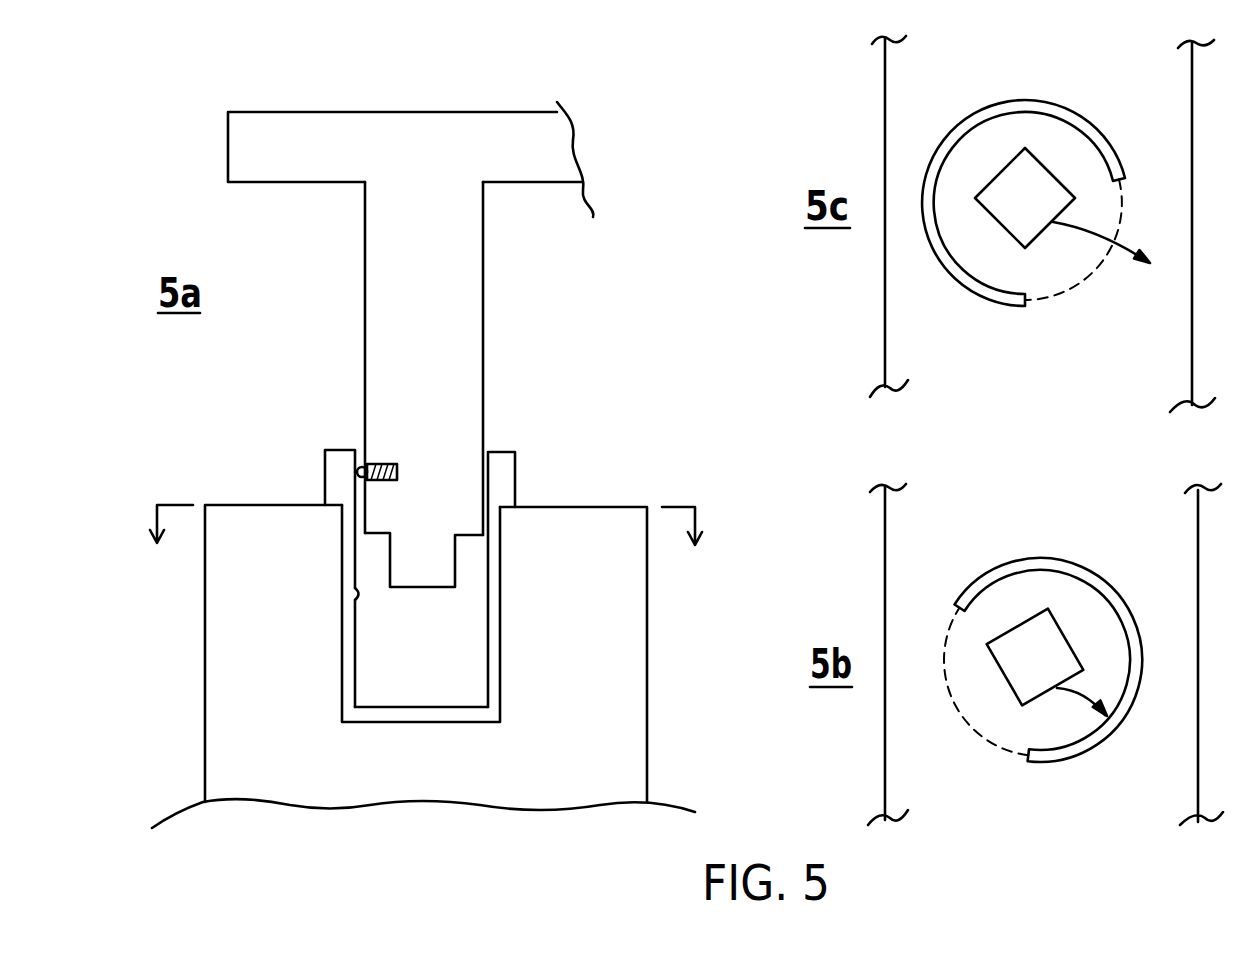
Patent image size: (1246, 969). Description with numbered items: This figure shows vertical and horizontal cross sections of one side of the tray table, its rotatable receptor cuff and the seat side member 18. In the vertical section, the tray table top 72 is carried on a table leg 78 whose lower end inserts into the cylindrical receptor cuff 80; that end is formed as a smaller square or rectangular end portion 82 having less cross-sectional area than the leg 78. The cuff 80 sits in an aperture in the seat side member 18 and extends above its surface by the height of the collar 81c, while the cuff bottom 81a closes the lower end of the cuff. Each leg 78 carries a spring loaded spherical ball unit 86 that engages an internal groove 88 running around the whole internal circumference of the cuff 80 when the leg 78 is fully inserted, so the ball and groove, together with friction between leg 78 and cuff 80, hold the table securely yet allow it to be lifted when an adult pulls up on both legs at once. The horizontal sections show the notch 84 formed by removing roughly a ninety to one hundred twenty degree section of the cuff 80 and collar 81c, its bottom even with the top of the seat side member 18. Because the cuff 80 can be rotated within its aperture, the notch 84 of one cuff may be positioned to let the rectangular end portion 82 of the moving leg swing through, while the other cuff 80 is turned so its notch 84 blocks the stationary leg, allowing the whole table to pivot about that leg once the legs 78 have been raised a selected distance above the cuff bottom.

The housing block 18 is at (225, 695).
The head of T-shaped member 72 is at (327, 135).
The table leg 78 is at (463, 260).
The receptor cuff 80 is at (313, 563).
The clamp bottom 81a is at (407, 723).
The collar 81c is at (517, 477).
The end portion 82 is at (420, 567).
The notch 84 is at (1097, 272).
The spring loaded spherical ball unit 86 is at (388, 463).
The internal groove 88 is at (353, 596).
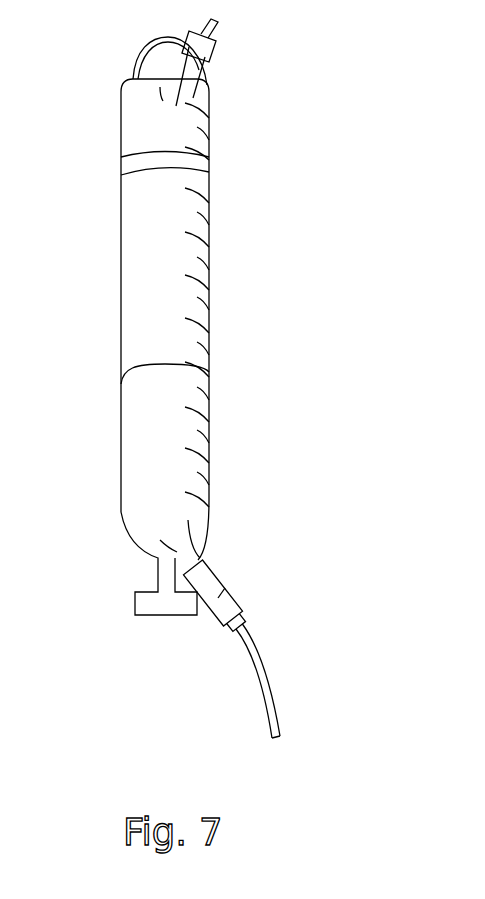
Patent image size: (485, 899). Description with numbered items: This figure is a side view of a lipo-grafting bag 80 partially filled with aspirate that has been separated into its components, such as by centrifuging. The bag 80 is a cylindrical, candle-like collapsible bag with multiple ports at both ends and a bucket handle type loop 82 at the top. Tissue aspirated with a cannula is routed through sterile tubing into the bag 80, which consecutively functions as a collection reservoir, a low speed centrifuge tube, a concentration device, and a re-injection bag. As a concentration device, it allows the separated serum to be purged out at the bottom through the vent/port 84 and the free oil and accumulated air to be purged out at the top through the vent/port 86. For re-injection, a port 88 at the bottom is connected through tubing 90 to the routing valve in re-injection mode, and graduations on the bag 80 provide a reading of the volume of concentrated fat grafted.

The collapsible bag 80 is at (270, 242).
The loop 82 is at (135, 34).
The vent/port 84 is at (158, 576).
The vent/port 86 is at (177, 97).
The port 88 is at (220, 593).
The tubing 90 is at (263, 649).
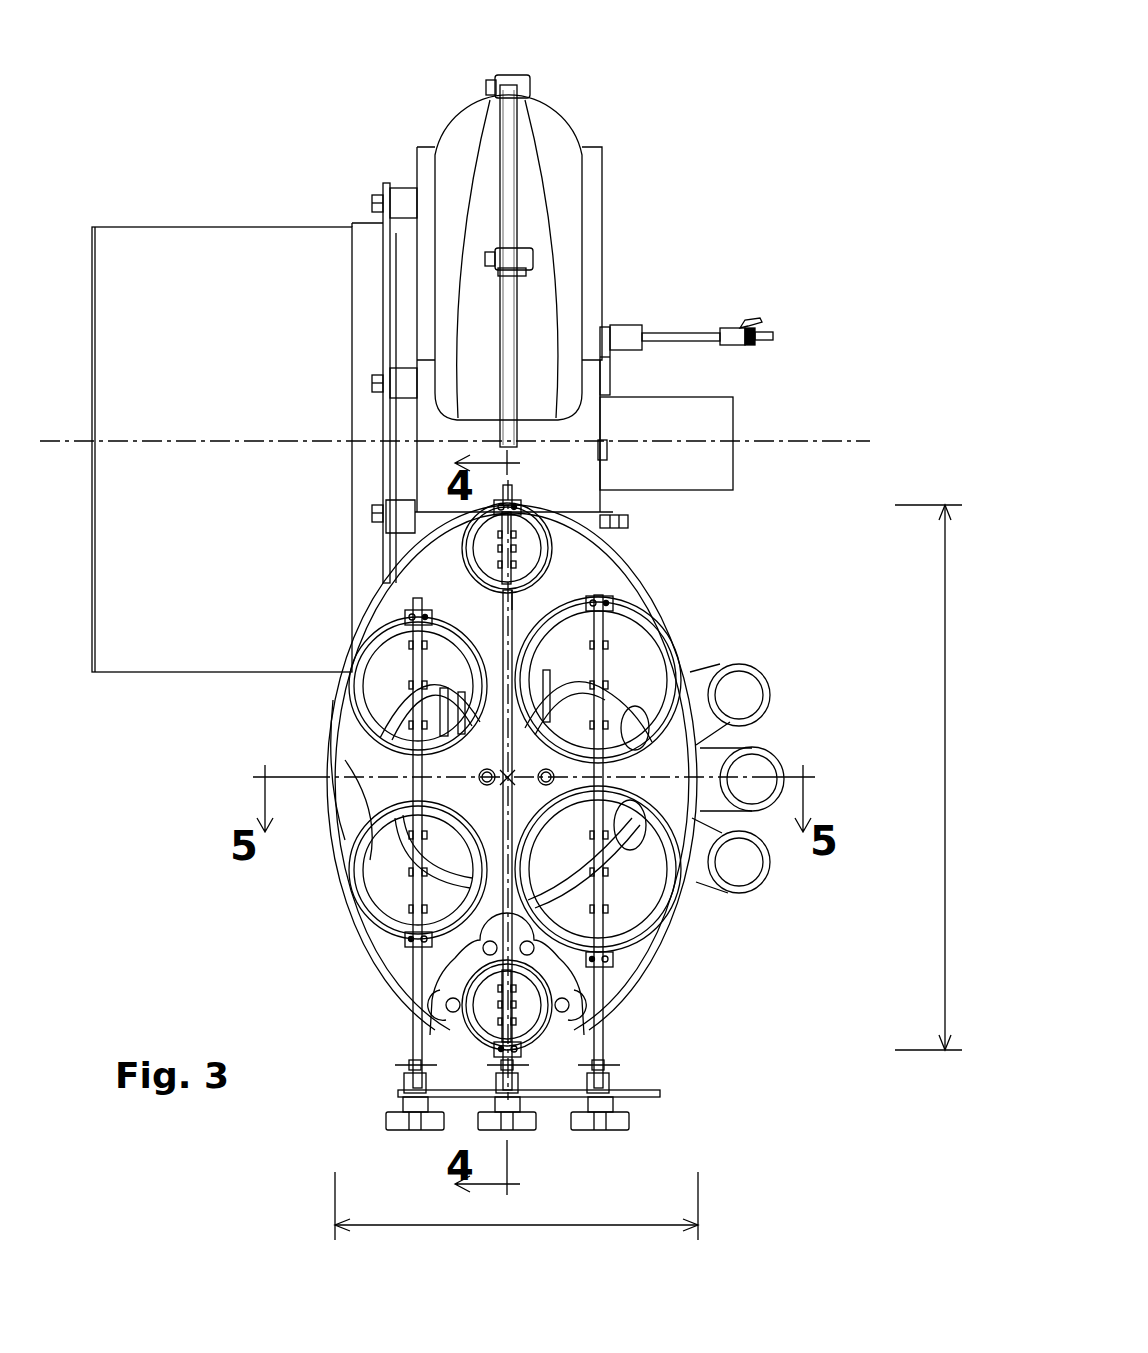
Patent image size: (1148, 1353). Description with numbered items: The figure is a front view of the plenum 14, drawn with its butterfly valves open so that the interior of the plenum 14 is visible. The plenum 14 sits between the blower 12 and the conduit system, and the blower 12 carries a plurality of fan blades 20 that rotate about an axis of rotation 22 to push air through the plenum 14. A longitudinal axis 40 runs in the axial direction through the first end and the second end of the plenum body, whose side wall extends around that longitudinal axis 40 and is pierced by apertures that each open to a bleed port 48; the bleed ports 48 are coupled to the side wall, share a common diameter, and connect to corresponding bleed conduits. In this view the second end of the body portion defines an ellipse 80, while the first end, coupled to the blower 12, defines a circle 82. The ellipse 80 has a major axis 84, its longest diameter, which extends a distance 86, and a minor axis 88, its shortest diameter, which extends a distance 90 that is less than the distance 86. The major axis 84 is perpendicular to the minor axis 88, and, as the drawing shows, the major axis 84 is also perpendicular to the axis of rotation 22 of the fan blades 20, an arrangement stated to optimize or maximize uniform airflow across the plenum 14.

The blower 12 is at (574, 111).
The fan blades 20 is at (545, 303).
The axis of rotation 22 is at (833, 440).
The plenum 14 is at (557, 807).
The longitudinal axis 40 is at (512, 782).
The bleed port 48 is at (770, 862).
The ellipse 80 is at (345, 752).
The circle 82 is at (400, 712).
The major axis 84 is at (520, 610).
The distance 86 is at (945, 648).
The minor axis 88 is at (365, 748).
The distance 90 is at (520, 1225).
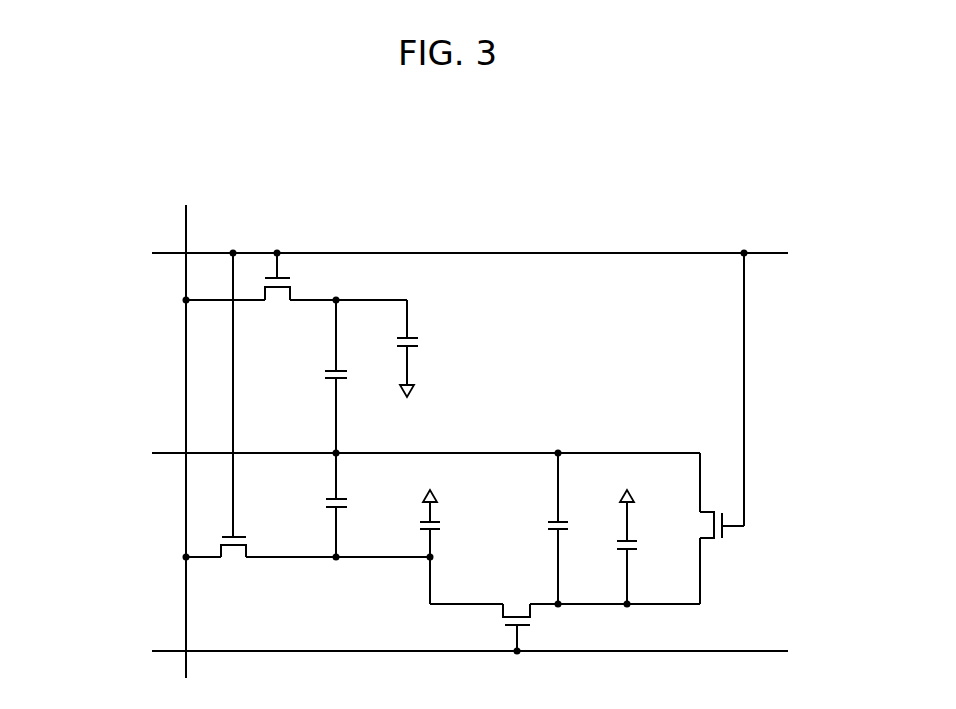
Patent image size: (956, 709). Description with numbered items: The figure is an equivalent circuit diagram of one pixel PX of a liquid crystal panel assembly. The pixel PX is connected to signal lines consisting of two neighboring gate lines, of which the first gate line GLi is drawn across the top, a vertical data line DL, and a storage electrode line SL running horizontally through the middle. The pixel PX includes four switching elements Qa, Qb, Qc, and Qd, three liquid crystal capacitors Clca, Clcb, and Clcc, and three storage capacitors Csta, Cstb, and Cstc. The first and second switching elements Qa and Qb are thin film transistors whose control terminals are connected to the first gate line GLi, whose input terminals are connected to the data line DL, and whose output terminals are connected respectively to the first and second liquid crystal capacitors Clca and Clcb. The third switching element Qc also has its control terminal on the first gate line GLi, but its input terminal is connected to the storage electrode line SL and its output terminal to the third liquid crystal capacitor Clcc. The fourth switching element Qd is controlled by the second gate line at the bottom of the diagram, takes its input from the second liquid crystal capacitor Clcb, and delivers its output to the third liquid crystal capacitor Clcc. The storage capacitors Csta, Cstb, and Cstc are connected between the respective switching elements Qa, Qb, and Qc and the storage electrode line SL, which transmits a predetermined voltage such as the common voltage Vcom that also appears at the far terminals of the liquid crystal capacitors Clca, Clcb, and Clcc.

The data line DL is at (185, 429).
The first gate line GLi is at (454, 253).
The storage electrode line SL is at (412, 453).
The pixel PX is at (633, 209).
The first switching element Qa is at (277, 288).
The second switching element Qb is at (233, 560).
The third switching element Qc is at (707, 396).
The fourth switching element Qd is at (516, 613).
The first storage capacitor Csta is at (314, 376).
The second storage capacitor Cstb is at (314, 505).
The third storage capacitor Cstc is at (536, 528).
The first liquid crystal capacitor Clca is at (386, 342).
The second liquid crystal capacitor Clcb is at (409, 553).
The third liquid crystal capacitor Clcc is at (606, 553).
The common voltage Vcom is at (516, 443).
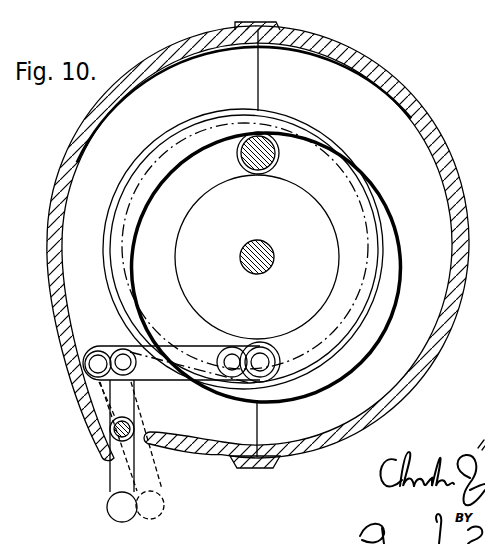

========

- SHORT TASK
Transcribe every line of the records above word for word, leaving out the pictures.

- TASK RESPONSE
Patent image size: (1246, 969). Description with numbered items: This figure shows vertical and horizontal cross sections of one side of the tray table, its rotatable receptor cuff and the seat side member 18. In the vertical section, the tray table top 72 is carried on a table leg 78 whose lower end inserts into the cylindrical receptor cuff 80; that end is formed as a smaller square or rectangular end portion 82 having less cross-sectional area than the leg 78. The cuff 80 sits in an aperture in the seat side member 18 and extends above its surface by the height of the collar 81c, while the cuff bottom 81a closes the lower end of the cuff. Each leg 78 carries a spring loaded spherical ball unit 86 that engages an internal groove 88 running around the whole internal circumference of the cuff 80 when the leg 78 is fully inserted, so the ball and groove, together with friction between leg 78 and cuff 80, hold the table securely yet allow it to be lifted when an adult pulls up on both legs at once. The horizontal sections show the notch 84 formed by removing roughly a ninety to one hundred twenty degree section of the cuff 80 and collar 81c, its bottom even with the top of the seat side member 18. Because the cuff 80 can be rotated within its aperture, the notch 84 of one cuff may be positioned to let the rectangular end portion 82 of the moving leg swing through, while the other cuff 80 is turned so its notch 84 blocks the stationary leg, allowing the whole table to pivot about that leg once the legs 78 have been raised a selected distance above the cuff bottom.

The housing block 18 is at (225, 695).
The head of T-shaped member 72 is at (327, 135).
The table leg 78 is at (463, 260).
The receptor cuff 80 is at (313, 563).
The clamp bottom 81a is at (407, 723).
The collar 81c is at (517, 477).
The end portion 82 is at (420, 567).
The notch 84 is at (1097, 272).
The spring loaded spherical ball unit 86 is at (388, 463).
The internal groove 88 is at (353, 596).
Patent image size: (485, 899). Description with numbered items: This figure is a side view of a lipo-grafting bag 80 partially filled with aspirate that has been separated into its components, such as by centrifuging. The bag 80 is a cylindrical, candle-like collapsible bag with multiple ports at both ends and a bucket handle type loop 82 at the top. Tissue aspirated with a cannula is routed through sterile tubing into the bag 80, which consecutively functions as a collection reservoir, a low speed centrifuge tube, a concentration device, and a re-injection bag. As a concentration device, it allows the separated serum to be purged out at the bottom through the vent/port 84 and the free oil and accumulated air to be purged out at the top through the vent/port 86. For re-injection, a port 88 at the bottom is connected through tubing 90 to the routing valve in re-injection mode, and graduations on the bag 80 provide a reading of the volume of concentrated fat grafted.

The collapsible bag 80 is at (270, 242).
The loop 82 is at (135, 34).
The vent/port 84 is at (158, 576).
The vent/port 86 is at (177, 97).
The port 88 is at (220, 593).
The tubing 90 is at (263, 649).
Patent image size: (1148, 1353). Description with numbered items: The figure is a front view of the plenum 14, drawn with its butterfly valves open so that the interior of the plenum 14 is visible. The plenum 14 sits between the blower 12 and the conduit system, and the blower 12 carries a plurality of fan blades 20 that rotate about an axis of rotation 22 to push air through the plenum 14. A longitudinal axis 40 runs in the axial direction through the first end and the second end of the plenum body, whose side wall extends around that longitudinal axis 40 and is pierced by apertures that each open to a bleed port 48; the bleed ports 48 are coupled to the side wall, share a common diameter, and connect to corresponding bleed conduits. In this view the second end of the body portion defines an ellipse 80, while the first end, coupled to the blower 12, defines a circle 82. The ellipse 80 has a major axis 84, its longest diameter, which extends a distance 86, and a minor axis 88, its shortest diameter, which extends a distance 90 that is less than the distance 86. The major axis 84 is perpendicular to the minor axis 88, and, as the drawing shows, the major axis 84 is also perpendicular to the axis of rotation 22 of the fan blades 20, an arrangement stated to optimize or maximize uniform airflow across the plenum 14.

The blower 12 is at (574, 111).
The fan blades 20 is at (545, 303).
The axis of rotation 22 is at (833, 440).
The plenum 14 is at (557, 807).
The longitudinal axis 40 is at (512, 782).
The bleed port 48 is at (770, 862).
The ellipse 80 is at (345, 752).
The circle 82 is at (400, 712).
The major axis 84 is at (520, 610).
The distance 86 is at (945, 648).
The minor axis 88 is at (365, 748).
The distance 90 is at (520, 1225).
Patent image size: (956, 709). Description with numbered items: The figure is an equivalent circuit diagram of one pixel PX of a liquid crystal panel assembly. The pixel PX is connected to signal lines consisting of two neighboring gate lines, of which the first gate line GLi is drawn across the top, a vertical data line DL, and a storage electrode line SL running horizontally through the middle. The pixel PX includes four switching elements Qa, Qb, Qc, and Qd, three liquid crystal capacitors Clca, Clcb, and Clcc, and three storage capacitors Csta, Cstb, and Cstc. The first and second switching elements Qa and Qb are thin film transistors whose control terminals are connected to the first gate line GLi, whose input terminals are connected to the data line DL, and whose output terminals are connected respectively to the first and second liquid crystal capacitors Clca and Clcb. The third switching element Qc also has its control terminal on the first gate line GLi, but its input terminal is connected to the storage electrode line SL and its output terminal to the third liquid crystal capacitor Clcc. The fourth switching element Qd is controlled by the second gate line at the bottom of the diagram, takes its input from the second liquid crystal capacitor Clcb, and delivers its output to the third liquid crystal capacitor Clcc. The storage capacitors Csta, Cstb, and Cstc are connected between the respective switching elements Qa, Qb, and Qc and the storage electrode line SL, which transmits a predetermined voltage such as the common voltage Vcom that also appears at the far terminals of the liquid crystal capacitors Clca, Clcb, and Clcc.

The data line DL is at (185, 429).
The first gate line GLi is at (454, 253).
The storage electrode line SL is at (412, 453).
The pixel PX is at (633, 209).
The first switching element Qa is at (277, 288).
The second switching element Qb is at (233, 560).
The third switching element Qc is at (707, 396).
The fourth switching element Qd is at (516, 613).
The first storage capacitor Csta is at (314, 376).
The second storage capacitor Cstb is at (314, 505).
The third storage capacitor Cstc is at (536, 528).
The first liquid crystal capacitor Clca is at (386, 342).
The second liquid crystal capacitor Clcb is at (409, 553).
The third liquid crystal capacitor Clcc is at (606, 553).
The common voltage Vcom is at (516, 443).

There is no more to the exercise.